(Record set Opens)

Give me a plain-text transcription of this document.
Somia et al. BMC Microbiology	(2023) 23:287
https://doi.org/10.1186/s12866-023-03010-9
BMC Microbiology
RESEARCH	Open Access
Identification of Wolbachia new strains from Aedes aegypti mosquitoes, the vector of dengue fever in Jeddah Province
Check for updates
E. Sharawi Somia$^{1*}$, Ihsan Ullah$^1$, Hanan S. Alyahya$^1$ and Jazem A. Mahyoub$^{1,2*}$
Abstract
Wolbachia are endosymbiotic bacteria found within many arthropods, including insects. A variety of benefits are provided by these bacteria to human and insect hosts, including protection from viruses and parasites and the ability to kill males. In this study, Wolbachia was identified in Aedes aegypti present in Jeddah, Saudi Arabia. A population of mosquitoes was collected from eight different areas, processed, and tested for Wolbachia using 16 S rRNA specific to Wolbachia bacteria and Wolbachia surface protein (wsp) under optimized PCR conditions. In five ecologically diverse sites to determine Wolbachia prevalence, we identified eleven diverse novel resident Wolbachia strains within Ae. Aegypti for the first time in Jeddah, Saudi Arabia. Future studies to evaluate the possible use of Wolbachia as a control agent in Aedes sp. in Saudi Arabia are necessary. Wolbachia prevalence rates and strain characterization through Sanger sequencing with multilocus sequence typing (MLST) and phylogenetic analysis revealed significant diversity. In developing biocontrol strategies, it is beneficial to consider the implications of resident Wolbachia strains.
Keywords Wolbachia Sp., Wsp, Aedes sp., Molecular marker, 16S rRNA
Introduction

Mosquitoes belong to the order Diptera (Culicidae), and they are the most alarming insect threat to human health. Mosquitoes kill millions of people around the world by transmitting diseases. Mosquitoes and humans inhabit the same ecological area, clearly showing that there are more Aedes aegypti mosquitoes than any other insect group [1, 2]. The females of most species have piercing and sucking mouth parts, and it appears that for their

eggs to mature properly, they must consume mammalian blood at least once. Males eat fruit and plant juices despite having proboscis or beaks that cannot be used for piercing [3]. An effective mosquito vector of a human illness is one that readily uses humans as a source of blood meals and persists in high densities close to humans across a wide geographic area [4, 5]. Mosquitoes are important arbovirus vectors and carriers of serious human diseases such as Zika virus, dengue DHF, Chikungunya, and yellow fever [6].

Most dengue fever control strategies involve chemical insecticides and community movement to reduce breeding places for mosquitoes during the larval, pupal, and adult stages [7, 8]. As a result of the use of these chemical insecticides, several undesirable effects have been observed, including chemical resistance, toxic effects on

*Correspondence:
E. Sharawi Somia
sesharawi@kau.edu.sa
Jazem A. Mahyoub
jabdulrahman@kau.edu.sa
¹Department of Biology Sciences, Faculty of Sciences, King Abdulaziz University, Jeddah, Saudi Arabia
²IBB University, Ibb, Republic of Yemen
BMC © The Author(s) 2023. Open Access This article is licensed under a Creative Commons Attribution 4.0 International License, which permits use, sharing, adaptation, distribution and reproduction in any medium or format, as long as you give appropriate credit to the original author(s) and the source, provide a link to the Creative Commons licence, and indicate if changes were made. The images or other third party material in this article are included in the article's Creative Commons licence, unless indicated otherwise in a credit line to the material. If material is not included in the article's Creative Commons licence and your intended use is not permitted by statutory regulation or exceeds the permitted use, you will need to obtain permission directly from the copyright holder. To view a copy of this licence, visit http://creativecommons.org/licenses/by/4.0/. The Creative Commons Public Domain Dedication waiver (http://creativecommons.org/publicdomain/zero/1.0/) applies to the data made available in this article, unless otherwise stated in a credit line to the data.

(Record set Closes)

> [Your objective] In full and exactly as written, reproduce the records above.

> [Output of the exercise]
Give me a plain-text transcription of this document.
Somia et al. BMC Microbiology	(2023) 23:287
https://doi.org/10.1186/s12866-023-03010-9
BMC Microbiology
RESEARCH	Open Access
Identification of Wolbachia new strains from Aedes aegypti mosquitoes, the vector of dengue fever in Jeddah Province
Check for updates
E. Sharawi Somia$^{1*}$, Ihsan Ullah$^1$, Hanan S. Alyahya$^1$ and Jazem A. Mahyoub$^{1,2*}$
Abstract
Wolbachia are endosymbiotic bacteria found within many arthropods, including insects. A variety of benefits are provided by these bacteria to human and insect hosts, including protection from viruses and parasites and the ability to kill males. In this study, Wolbachia was identified in Aedes aegypti present in Jeddah, Saudi Arabia. A population of mosquitoes was collected from eight different areas, processed, and tested for Wolbachia using 16 S rRNA specific to Wolbachia bacteria and Wolbachia surface protein (wsp) under optimized PCR conditions. In five ecologically diverse sites to determine Wolbachia prevalence, we identified eleven diverse novel resident Wolbachia strains within Ae. Aegypti for the first time in Jeddah, Saudi Arabia. Future studies to evaluate the possible use of Wolbachia as a control agent in Aedes sp. in Saudi Arabia are necessary. Wolbachia prevalence rates and strain characterization through Sanger sequencing with multilocus sequence typing (MLST) and phylogenetic analysis revealed significant diversity. In developing biocontrol strategies, it is beneficial to consider the implications of resident Wolbachia strains.
Keywords Wolbachia Sp., Wsp, Aedes sp., Molecular marker, 16S rRNA
Introduction

Mosquitoes belong to the order Diptera (Culicidae), and they are the most alarming insect threat to human health. Mosquitoes kill millions of people around the world by transmitting diseases. Mosquitoes and humans inhabit the same ecological area, clearly showing that there are more Aedes aegypti mosquitoes than any other insect group [1, 2]. The females of most species have piercing and sucking mouth parts, and it appears that for their

eggs to mature properly, they must consume mammalian blood at least once. Males eat fruit and plant juices despite having proboscis or beaks that cannot be used for piercing [3]. An effective mosquito vector of a human illness is one that readily uses humans as a source of blood meals and persists in high densities close to humans across a wide geographic area [4, 5]. Mosquitoes are important arbovirus vectors and carriers of serious human diseases such as Zika virus, dengue DHF, Chikungunya, and yellow fever [6].

Most dengue fever control strategies involve chemical insecticides and community movement to reduce breeding places for mosquitoes during the larval, pupal, and adult stages [7, 8]. As a result of the use of these chemical insecticides, several undesirable effects have been observed, including chemical resistance, toxic effects on

*Correspondence:
E. Sharawi Somia
sesharawi@kau.edu.sa
Jazem A. Mahyoub
jabdulrahman@kau.edu.sa
¹Department of Biology Sciences, Faculty of Sciences, King Abdulaziz University, Jeddah, Saudi Arabia
²IBB University, Ibb, Republic of Yemen
BMC © The Author(s) 2023. Open Access This article is licensed under a Creative Commons Attribution 4.0 International License, which permits use, sharing, adaptation, distribution and reproduction in any medium or format, as long as you give appropriate credit to the original author(s) and the source, provide a link to the Creative Commons licence, and indicate if changes were made. The images or other third party material in this article are included in the article's Creative Commons licence, unless indicated otherwise in a credit line to the material. If material is not included in the article's Creative Commons licence and your intended use is not permitted by statutory regulation or exceeds the permitted use, you will need to obtain permission directly from the copyright holder. To view a copy of this licence, visit http://creativecommons.org/licenses/by/4.0/. The Creative Commons Public Domain Dedication waiver (http://creativecommons.org/publicdomain/zero/1.0/) applies to the data made available in this article, unless otherwise stated in a credit line to the data.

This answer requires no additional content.